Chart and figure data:

+--

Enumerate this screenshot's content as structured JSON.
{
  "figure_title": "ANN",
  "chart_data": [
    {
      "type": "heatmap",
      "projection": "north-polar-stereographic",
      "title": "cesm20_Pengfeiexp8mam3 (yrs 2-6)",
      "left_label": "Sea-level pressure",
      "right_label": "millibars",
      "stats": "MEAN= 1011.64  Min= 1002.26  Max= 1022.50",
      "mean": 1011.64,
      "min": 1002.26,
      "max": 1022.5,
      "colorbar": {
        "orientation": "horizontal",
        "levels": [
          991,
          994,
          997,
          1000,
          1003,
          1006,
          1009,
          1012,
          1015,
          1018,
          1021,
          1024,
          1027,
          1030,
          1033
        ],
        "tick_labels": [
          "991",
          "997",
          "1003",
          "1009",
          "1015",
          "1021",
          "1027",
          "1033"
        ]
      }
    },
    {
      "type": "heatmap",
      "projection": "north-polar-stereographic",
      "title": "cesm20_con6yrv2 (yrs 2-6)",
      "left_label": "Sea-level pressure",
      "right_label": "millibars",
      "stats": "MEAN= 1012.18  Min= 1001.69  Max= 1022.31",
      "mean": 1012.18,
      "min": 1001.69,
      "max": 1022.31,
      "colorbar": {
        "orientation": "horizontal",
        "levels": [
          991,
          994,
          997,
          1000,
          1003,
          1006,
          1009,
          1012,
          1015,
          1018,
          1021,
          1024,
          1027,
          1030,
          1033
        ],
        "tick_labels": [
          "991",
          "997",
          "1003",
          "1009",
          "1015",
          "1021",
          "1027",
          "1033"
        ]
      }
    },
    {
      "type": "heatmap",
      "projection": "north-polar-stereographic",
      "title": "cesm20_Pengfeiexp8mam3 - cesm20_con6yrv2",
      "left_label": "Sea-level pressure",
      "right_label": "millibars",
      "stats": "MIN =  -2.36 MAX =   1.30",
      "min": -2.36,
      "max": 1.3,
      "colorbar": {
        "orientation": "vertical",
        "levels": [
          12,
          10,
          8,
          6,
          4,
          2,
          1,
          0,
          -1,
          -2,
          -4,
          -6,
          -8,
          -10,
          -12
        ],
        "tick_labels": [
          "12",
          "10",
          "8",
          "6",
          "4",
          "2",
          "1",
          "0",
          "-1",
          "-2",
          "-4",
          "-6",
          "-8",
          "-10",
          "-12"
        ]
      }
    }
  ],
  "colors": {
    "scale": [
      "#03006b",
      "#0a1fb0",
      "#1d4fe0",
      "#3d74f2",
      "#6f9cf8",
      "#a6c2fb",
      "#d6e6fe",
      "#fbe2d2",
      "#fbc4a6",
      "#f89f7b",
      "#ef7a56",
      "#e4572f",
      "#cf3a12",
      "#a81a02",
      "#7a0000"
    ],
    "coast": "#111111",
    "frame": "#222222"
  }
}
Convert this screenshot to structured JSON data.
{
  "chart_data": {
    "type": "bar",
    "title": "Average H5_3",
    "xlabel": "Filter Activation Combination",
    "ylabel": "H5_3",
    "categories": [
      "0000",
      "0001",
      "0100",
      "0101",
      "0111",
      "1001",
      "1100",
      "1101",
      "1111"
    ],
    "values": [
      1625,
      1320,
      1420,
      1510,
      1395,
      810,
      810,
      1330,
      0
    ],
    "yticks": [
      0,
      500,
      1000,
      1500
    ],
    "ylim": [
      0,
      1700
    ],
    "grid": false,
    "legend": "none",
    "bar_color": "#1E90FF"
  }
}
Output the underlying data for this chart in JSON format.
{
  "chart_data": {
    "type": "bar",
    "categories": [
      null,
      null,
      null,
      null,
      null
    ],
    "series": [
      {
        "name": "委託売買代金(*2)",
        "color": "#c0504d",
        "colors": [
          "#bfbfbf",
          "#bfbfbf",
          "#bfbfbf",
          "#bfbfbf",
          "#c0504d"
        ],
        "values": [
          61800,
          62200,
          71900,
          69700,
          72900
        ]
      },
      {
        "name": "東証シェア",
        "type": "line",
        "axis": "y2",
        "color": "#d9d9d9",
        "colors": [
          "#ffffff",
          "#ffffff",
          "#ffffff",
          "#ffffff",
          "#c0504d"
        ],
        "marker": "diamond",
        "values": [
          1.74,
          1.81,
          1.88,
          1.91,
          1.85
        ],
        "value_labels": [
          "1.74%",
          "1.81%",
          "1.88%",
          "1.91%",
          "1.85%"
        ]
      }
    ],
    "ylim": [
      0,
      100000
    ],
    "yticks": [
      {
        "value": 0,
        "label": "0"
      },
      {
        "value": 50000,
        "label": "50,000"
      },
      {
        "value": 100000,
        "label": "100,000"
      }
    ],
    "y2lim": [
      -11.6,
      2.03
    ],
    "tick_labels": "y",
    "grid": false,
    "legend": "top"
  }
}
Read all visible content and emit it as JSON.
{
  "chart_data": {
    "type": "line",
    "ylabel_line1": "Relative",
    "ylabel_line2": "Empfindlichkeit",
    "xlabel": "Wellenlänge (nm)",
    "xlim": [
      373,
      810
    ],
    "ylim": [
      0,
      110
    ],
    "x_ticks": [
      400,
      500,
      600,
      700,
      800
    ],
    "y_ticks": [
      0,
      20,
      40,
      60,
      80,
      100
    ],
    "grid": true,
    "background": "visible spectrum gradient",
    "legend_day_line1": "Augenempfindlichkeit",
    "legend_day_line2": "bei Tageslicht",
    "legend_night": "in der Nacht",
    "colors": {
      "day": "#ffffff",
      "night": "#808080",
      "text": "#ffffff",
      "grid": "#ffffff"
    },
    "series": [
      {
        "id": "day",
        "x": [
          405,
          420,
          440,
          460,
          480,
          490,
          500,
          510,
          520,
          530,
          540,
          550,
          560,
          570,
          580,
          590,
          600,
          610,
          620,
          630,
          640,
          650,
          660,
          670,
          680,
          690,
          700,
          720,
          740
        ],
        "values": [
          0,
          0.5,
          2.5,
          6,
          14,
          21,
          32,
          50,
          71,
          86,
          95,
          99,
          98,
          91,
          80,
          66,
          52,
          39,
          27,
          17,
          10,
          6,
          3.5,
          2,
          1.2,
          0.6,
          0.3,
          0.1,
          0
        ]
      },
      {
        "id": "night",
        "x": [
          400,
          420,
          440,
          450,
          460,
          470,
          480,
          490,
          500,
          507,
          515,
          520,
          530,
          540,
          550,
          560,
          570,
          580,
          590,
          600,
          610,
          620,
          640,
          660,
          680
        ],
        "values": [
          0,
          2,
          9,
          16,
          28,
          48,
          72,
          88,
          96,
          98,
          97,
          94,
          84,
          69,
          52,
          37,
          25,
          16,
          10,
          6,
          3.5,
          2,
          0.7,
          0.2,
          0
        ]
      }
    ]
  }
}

+--

# WHAT YOU ARE ASKED TO DO:
Quote the data above in full, changing nothing.

# WRITTEN RESPONSE:
Enumerate this screenshot's content as structured JSON.
{
  "figure_title": "ANN",
  "chart_data": [
    {
      "type": "heatmap",
      "projection": "north-polar-stereographic",
      "title": "cesm20_Pengfeiexp8mam3 (yrs 2-6)",
      "left_label": "Sea-level pressure",
      "right_label": "millibars",
      "stats": "MEAN= 1011.64  Min= 1002.26  Max= 1022.50",
      "mean": 1011.64,
      "min": 1002.26,
      "max": 1022.5,
      "colorbar": {
        "orientation": "horizontal",
        "levels": [
          991,
          994,
          997,
          1000,
          1003,
          1006,
          1009,
          1012,
          1015,
          1018,
          1021,
          1024,
          1027,
          1030,
          1033
        ],
        "tick_labels": [
          "991",
          "997",
          "1003",
          "1009",
          "1015",
          "1021",
          "1027",
          "1033"
        ]
      }
    },
    {
      "type": "heatmap",
      "projection": "north-polar-stereographic",
      "title": "cesm20_con6yrv2 (yrs 2-6)",
      "left_label": "Sea-level pressure",
      "right_label": "millibars",
      "stats": "MEAN= 1012.18  Min= 1001.69  Max= 1022.31",
      "mean": 1012.18,
      "min": 1001.69,
      "max": 1022.31,
      "colorbar": {
        "orientation": "horizontal",
        "levels": [
          991,
          994,
          997,
          1000,
          1003,
          1006,
          1009,
          1012,
          1015,
          1018,
          1021,
          1024,
          1027,
          1030,
          1033
        ],
        "tick_labels": [
          "991",
          "997",
          "1003",
          "1009",
          "1015",
          "1021",
          "1027",
          "1033"
        ]
      }
    },
    {
      "type": "heatmap",
      "projection": "north-polar-stereographic",
      "title": "cesm20_Pengfeiexp8mam3 - cesm20_con6yrv2",
      "left_label": "Sea-level pressure",
      "right_label": "millibars",
      "stats": "MIN =  -2.36 MAX =   1.30",
      "min": -2.36,
      "max": 1.3,
      "colorbar": {
        "orientation": "vertical",
        "levels": [
          12,
          10,
          8,
          6,
          4,
          2,
          1,
          0,
          -1,
          -2,
          -4,
          -6,
          -8,
          -10,
          -12
        ],
        "tick_labels": [
          "12",
          "10",
          "8",
          "6",
          "4",
          "2",
          "1",
          "0",
          "-1",
          "-2",
          "-4",
          "-6",
          "-8",
          "-10",
          "-12"
        ]
      }
    }
  ],
  "colors": {
    "scale": [
      "#03006b",
      "#0a1fb0",
      "#1d4fe0",
      "#3d74f2",
      "#6f9cf8",
      "#a6c2fb",
      "#d6e6fe",
      "#fbe2d2",
      "#fbc4a6",
      "#f89f7b",
      "#ef7a56",
      "#e4572f",
      "#cf3a12",
      "#a81a02",
      "#7a0000"
    ],
    "coast": "#111111",
    "frame": "#222222"
  }
}
Convert this screenshot to structured JSON data.
{
  "chart_data": {
    "type": "bar",
    "title": "Average H5_3",
    "xlabel": "Filter Activation Combination",
    "ylabel": "H5_3",
    "categories": [
      "0000",
      "0001",
      "0100",
      "0101",
      "0111",
      "1001",
      "1100",
      "1101",
      "1111"
    ],
    "values": [
      1625,
      1320,
      1420,
      1510,
      1395,
      810,
      810,
      1330,
      0
    ],
    "yticks": [
      0,
      500,
      1000,
      1500
    ],
    "ylim": [
      0,
      1700
    ],
    "grid": false,
    "legend": "none",
    "bar_color": "#1E90FF"
  }
}
Output the underlying data for this chart in JSON format.
{
  "chart_data": {
    "type": "bar",
    "categories": [
      null,
      null,
      null,
      null,
      null
    ],
    "series": [
      {
        "name": "委託売買代金(*2)",
        "color": "#c0504d",
        "colors": [
          "#bfbfbf",
          "#bfbfbf",
          "#bfbfbf",
          "#bfbfbf",
          "#c0504d"
        ],
        "values": [
          61800,
          62200,
          71900,
          69700,
          72900
        ]
      },
      {
        "name": "東証シェア",
        "type": "line",
        "axis": "y2",
        "color": "#d9d9d9",
        "colors": [
          "#ffffff",
          "#ffffff",
          "#ffffff",
          "#ffffff",
          "#c0504d"
        ],
        "marker": "diamond",
        "values": [
          1.74,
          1.81,
          1.88,
          1.91,
          1.85
        ],
        "value_labels": [
          "1.74%",
          "1.81%",
          "1.88%",
          "1.91%",
          "1.85%"
        ]
      }
    ],
    "ylim": [
      0,
      100000
    ],
    "yticks": [
      {
        "value": 0,
        "label": "0"
      },
      {
        "value": 50000,
        "label": "50,000"
      },
      {
        "value": 100000,
        "label": "100,000"
      }
    ],
    "y2lim": [
      -11.6,
      2.03
    ],
    "tick_labels": "y",
    "grid": false,
    "legend": "top"
  }
}
Read all visible content and emit it as JSON.
{
  "chart_data": {
    "type": "line",
    "ylabel_line1": "Relative",
    "ylabel_line2": "Empfindlichkeit",
    "xlabel": "Wellenlänge (nm)",
    "xlim": [
      373,
      810
    ],
    "ylim": [
      0,
      110
    ],
    "x_ticks": [
      400,
      500,
      600,
      700,
      800
    ],
    "y_ticks": [
      0,
      20,
      40,
      60,
      80,
      100
    ],
    "grid": true,
    "background": "visible spectrum gradient",
    "legend_day_line1": "Augenempfindlichkeit",
    "legend_day_line2": "bei Tageslicht",
    "legend_night": "in der Nacht",
    "colors": {
      "day": "#ffffff",
      "night": "#808080",
      "text": "#ffffff",
      "grid": "#ffffff"
    },
    "series": [
      {
        "id": "day",
        "x": [
          405,
          420,
          440,
          460,
          480,
          490,
          500,
          510,
          520,
          530,
          540,
          550,
          560,
          570,
          580,
          590,
          600,
          610,
          620,
          630,
          640,
          650,
          660,
          670,
          680,
          690,
          700,
          720,
          740
        ],
        "values": [
          0,
          0.5,
          2.5,
          6,
          14,
          21,
          32,
          50,
          71,
          86,
          95,
          99,
          98,
          91,
          80,
          66,
          52,
          39,
          27,
          17,
          10,
          6,
          3.5,
          2,
          1.2,
          0.6,
          0.3,
          0.1,
          0
        ]
      },
      {
        "id": "night",
        "x": [
          400,
          420,
          440,
          450,
          460,
          470,
          480,
          490,
          500,
          507,
          515,
          520,
          530,
          540,
          550,
          560,
          570,
          580,
          590,
          600,
          610,
          620,
          640,
          660,
          680
        ],
        "values": [
          0,
          2,
          9,
          16,
          28,
          48,
          72,
          88,
          96,
          98,
          97,
          94,
          84,
          69,
          52,
          37,
          25,
          16,
          10,
          6,
          3.5,
          2,
          0.7,
          0.2,
          0
        ]
      }
    ]
  }
}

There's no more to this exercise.